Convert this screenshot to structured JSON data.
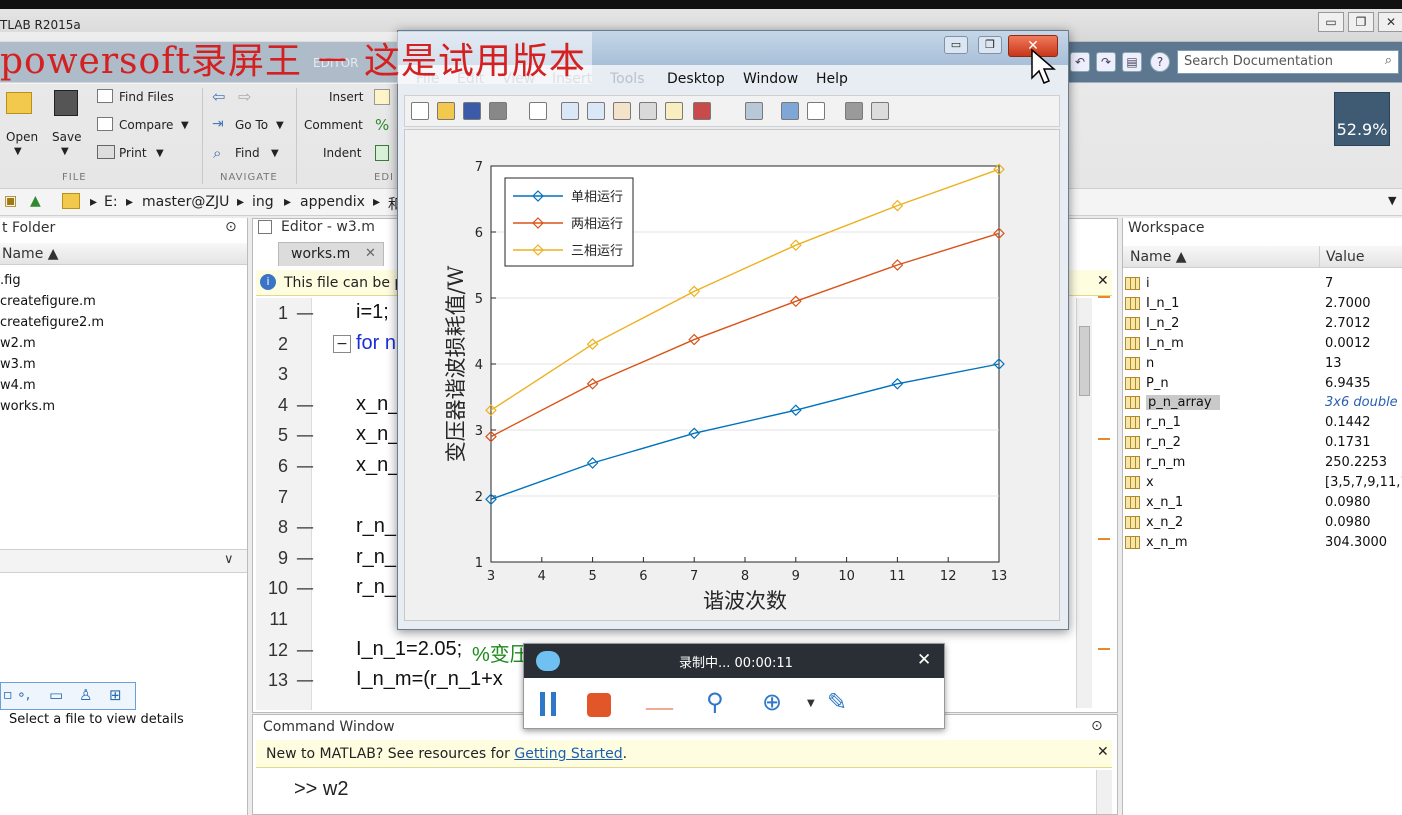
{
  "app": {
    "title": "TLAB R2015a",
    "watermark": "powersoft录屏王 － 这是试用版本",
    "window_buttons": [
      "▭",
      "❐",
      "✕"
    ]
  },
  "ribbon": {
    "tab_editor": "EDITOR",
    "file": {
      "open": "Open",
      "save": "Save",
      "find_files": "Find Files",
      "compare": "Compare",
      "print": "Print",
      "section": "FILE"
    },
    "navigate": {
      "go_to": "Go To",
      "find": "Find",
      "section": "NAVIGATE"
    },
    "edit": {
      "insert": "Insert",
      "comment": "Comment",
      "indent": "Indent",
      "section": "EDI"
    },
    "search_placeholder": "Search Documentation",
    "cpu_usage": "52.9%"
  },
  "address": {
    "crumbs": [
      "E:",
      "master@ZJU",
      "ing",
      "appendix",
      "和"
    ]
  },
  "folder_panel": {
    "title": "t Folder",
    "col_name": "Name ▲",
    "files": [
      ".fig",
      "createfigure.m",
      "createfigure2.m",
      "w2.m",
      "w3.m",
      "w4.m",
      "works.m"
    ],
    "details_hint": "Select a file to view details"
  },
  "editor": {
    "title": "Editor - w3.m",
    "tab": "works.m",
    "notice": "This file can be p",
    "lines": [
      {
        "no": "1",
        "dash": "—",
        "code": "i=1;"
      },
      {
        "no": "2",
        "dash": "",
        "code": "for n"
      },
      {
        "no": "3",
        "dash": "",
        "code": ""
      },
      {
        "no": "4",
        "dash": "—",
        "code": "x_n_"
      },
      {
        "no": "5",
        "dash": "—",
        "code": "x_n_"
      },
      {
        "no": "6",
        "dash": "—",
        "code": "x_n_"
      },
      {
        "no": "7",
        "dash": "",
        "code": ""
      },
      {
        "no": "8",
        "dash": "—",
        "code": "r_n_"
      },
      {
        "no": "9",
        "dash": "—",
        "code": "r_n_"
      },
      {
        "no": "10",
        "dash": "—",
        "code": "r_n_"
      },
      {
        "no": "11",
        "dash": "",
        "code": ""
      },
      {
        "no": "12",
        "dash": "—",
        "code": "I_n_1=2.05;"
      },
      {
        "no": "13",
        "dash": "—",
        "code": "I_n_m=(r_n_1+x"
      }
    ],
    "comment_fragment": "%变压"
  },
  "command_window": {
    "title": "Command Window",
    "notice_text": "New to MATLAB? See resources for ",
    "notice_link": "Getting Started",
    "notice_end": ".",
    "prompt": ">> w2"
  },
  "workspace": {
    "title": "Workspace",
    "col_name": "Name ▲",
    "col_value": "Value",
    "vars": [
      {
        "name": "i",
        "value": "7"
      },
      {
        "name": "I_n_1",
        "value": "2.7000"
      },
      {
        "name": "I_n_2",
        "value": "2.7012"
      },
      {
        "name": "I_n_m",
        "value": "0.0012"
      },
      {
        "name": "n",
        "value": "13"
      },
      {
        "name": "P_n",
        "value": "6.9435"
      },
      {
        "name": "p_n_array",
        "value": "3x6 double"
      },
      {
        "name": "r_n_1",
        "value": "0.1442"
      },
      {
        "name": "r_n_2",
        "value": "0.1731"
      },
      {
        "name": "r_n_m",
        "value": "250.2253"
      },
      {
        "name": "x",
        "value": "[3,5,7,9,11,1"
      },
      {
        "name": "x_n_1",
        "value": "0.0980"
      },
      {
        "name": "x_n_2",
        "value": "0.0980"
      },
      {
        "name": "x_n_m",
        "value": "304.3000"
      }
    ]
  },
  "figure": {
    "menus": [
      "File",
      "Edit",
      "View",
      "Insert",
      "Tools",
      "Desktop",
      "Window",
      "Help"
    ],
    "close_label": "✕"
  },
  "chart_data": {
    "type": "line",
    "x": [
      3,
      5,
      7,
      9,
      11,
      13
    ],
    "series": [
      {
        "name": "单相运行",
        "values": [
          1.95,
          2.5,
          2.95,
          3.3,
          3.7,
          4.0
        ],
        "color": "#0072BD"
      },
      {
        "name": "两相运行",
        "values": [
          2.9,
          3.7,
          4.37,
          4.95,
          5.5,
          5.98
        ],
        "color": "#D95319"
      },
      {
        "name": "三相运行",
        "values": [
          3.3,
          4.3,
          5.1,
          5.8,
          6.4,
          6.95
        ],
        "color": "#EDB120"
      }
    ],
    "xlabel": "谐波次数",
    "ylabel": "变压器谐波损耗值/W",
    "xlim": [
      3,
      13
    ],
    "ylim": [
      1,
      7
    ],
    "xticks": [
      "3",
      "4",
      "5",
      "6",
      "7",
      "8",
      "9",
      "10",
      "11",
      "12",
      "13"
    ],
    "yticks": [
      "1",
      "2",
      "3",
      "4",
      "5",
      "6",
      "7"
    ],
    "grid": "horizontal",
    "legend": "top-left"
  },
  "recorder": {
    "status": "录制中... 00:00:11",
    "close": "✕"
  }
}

- Set task
What is the number of lines in this material that hold the string "section"? Answer with that number only.

- Task output
3